>> Start DATA EXCERPTS
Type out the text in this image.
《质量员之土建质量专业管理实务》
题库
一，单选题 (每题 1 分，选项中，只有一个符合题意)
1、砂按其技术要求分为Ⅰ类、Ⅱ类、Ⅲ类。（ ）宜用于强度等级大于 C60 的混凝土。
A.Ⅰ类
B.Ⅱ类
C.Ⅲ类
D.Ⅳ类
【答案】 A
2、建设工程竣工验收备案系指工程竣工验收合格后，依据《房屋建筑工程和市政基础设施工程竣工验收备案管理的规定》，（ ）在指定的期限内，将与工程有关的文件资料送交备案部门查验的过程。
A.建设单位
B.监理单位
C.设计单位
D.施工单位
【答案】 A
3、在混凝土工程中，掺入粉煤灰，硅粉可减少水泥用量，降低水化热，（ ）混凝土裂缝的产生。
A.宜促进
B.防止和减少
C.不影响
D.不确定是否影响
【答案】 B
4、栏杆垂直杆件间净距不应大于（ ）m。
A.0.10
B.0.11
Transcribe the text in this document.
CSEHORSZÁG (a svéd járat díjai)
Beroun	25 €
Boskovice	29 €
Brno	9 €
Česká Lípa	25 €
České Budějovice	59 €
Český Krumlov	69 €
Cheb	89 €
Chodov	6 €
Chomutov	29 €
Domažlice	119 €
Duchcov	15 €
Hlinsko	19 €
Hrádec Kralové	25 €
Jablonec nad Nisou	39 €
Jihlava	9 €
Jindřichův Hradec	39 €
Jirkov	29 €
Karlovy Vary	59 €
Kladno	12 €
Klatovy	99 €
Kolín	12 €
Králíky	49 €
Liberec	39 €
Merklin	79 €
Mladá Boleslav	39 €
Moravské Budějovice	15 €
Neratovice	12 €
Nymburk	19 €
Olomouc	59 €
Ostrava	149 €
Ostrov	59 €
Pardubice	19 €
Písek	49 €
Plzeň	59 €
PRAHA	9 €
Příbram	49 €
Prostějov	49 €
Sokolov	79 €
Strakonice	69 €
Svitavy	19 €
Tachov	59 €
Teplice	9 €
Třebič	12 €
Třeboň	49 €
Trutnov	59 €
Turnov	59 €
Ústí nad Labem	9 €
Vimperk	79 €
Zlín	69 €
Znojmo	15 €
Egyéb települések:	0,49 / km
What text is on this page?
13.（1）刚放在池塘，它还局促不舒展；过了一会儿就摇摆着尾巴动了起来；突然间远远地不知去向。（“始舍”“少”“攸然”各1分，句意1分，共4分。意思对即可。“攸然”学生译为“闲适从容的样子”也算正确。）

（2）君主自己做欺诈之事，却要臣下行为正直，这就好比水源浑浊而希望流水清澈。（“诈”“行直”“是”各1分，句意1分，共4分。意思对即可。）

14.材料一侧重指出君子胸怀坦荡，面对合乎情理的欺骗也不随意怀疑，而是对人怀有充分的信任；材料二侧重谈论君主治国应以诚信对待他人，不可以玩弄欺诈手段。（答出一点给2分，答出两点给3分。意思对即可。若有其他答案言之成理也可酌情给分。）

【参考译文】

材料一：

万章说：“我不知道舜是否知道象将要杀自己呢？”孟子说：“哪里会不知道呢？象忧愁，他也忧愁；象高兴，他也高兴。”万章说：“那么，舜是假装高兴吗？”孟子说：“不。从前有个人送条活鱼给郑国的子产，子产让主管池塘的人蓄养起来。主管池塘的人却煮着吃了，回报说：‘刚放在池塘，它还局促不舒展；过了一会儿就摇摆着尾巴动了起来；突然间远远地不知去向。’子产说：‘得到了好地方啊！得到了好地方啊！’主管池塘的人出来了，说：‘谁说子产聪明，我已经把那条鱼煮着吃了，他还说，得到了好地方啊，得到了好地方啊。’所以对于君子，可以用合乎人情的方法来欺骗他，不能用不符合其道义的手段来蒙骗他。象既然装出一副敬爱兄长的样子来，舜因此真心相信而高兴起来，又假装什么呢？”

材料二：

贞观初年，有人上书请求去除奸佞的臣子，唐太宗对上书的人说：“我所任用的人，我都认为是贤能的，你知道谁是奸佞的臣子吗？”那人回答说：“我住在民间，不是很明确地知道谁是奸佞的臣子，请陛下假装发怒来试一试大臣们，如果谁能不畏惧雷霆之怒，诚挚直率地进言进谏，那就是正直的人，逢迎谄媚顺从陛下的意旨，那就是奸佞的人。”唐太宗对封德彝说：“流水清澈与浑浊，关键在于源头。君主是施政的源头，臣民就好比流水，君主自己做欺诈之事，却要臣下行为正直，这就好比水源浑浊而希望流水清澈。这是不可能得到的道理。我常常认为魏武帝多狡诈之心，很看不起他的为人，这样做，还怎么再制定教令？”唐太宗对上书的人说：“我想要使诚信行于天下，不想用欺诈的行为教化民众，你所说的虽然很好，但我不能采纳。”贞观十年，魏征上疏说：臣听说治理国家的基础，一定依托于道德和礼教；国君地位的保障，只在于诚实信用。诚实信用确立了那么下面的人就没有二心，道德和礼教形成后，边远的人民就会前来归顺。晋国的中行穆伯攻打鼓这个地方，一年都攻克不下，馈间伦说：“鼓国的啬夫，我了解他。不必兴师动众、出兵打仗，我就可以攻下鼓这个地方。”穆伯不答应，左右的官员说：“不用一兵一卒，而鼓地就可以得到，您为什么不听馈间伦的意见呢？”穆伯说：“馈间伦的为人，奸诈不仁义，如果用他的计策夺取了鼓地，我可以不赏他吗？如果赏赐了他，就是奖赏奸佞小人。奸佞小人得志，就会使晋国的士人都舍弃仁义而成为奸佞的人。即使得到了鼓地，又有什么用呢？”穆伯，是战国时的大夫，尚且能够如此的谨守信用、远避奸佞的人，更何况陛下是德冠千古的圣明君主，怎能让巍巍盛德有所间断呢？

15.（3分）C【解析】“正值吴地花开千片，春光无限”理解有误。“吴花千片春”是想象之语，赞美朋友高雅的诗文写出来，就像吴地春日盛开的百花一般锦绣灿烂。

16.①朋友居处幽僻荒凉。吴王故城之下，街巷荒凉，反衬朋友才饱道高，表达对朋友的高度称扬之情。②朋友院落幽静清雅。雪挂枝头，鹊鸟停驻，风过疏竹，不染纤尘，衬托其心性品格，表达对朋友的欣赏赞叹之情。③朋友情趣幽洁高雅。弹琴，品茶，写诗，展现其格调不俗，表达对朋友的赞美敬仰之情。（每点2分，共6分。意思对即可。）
>> End DATA EXCERPTS
# PROBLEM TO WORK ON
Using the records above, list each line that includes "它还局促不舒展".

# WRITTEN ANSWER
13.（1）刚放在池塘，它还局促不舒展；过了一会儿就摇摆着尾巴动了起来；突然间远远地不知去向。（“始舍”“少”“攸然”各1分，句意1分，共4分。意思对即可。“攸然”学生译为“闲适从容的样子”也算正确。）
万章说：“我不知道舜是否知道象将要杀自己呢？”孟子说：“哪里会不知道呢？象忧愁，他也忧愁；象高兴，他也高兴。”万章说：“那么，舜是假装高兴吗？”孟子说：“不。从前有个人送条活鱼给郑国的子产，子产让主管池塘的人蓄养起来。主管池塘的人却煮着吃了，回报说：‘刚放在池塘，它还局促不舒展；过了一会儿就摇摆着尾巴动了起来；突然间远远地不知去向。’子产说：‘得到了好地方啊！得到了好地方啊！’主管池塘的人出来了，说：‘谁说子产聪明，我已经把那条鱼煮着吃了，他还说，得到了好地方啊，得到了好地方啊。’所以对于君子，可以用合乎人情的方法来欺骗他，不能用不符合其道义的手段来蒙骗他。象既然装出一副敬爱兄长的样子来，舜因此真心相信而高兴起来，又假装什么呢？”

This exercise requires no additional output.